* What is being asked
For this exercise, copy out each line of the material below that includes "confiance".

Dataset records:
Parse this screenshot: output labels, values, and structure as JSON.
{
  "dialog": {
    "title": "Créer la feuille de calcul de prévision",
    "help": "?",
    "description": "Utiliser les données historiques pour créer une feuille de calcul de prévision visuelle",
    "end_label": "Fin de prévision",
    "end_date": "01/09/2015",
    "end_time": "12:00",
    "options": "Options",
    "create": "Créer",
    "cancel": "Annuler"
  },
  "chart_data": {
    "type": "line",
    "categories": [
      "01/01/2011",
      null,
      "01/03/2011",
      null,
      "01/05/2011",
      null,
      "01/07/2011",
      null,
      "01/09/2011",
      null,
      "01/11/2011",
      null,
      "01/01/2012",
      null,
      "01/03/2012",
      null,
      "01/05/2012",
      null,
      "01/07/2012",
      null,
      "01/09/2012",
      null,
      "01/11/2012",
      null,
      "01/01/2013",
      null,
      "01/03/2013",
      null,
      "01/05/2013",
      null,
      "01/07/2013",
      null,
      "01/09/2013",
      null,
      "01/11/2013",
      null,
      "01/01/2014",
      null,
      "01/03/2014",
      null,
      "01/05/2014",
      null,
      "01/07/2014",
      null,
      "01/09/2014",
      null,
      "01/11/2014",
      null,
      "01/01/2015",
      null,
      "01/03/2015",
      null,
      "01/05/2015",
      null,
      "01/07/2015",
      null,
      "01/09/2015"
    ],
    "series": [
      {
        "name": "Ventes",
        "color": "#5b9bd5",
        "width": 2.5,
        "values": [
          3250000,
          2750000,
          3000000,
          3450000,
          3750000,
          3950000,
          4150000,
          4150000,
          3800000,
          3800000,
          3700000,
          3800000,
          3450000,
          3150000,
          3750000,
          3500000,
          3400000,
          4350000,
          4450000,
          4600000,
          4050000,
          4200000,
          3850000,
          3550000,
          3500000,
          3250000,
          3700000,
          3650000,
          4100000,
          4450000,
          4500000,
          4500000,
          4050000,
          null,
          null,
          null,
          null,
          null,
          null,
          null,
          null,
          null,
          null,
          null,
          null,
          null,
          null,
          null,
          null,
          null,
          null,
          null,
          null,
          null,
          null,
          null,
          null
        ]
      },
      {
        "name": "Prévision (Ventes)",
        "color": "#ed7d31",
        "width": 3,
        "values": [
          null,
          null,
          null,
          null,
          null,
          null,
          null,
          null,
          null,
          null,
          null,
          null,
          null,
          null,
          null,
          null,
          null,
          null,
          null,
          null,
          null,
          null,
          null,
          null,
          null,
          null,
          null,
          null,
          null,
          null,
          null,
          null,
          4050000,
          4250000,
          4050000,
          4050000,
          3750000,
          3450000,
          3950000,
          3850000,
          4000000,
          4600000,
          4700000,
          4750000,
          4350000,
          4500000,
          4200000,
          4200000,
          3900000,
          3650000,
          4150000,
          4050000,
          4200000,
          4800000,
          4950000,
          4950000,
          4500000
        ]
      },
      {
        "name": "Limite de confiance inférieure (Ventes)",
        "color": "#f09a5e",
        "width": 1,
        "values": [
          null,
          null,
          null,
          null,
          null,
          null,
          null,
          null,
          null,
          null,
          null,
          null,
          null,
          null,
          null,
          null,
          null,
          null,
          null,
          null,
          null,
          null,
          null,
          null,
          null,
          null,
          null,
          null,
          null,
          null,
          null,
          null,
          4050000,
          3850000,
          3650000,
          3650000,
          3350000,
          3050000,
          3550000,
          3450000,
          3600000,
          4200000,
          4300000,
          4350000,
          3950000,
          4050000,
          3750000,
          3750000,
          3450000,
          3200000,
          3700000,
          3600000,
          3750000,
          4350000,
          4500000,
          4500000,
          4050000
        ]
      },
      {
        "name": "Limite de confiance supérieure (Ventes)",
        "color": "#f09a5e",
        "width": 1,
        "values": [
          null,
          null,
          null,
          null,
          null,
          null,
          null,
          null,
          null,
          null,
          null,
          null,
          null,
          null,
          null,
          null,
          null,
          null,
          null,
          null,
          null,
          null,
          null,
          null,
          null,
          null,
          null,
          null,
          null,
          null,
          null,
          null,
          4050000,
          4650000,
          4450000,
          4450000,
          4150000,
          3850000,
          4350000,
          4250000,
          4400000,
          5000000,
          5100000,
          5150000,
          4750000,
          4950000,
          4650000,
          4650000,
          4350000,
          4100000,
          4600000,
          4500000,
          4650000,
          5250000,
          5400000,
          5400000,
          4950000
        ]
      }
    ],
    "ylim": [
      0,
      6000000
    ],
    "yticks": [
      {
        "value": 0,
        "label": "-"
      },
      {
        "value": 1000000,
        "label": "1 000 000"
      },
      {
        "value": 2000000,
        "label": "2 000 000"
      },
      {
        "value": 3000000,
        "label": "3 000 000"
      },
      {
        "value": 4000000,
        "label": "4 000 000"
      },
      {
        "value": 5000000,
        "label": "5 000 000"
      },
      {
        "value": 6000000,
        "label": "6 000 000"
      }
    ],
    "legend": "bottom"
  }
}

* The result
        "name": "Limite de confiance inférieure (Ventes)",
        "name": "Limite de confiance supérieure (Ventes)",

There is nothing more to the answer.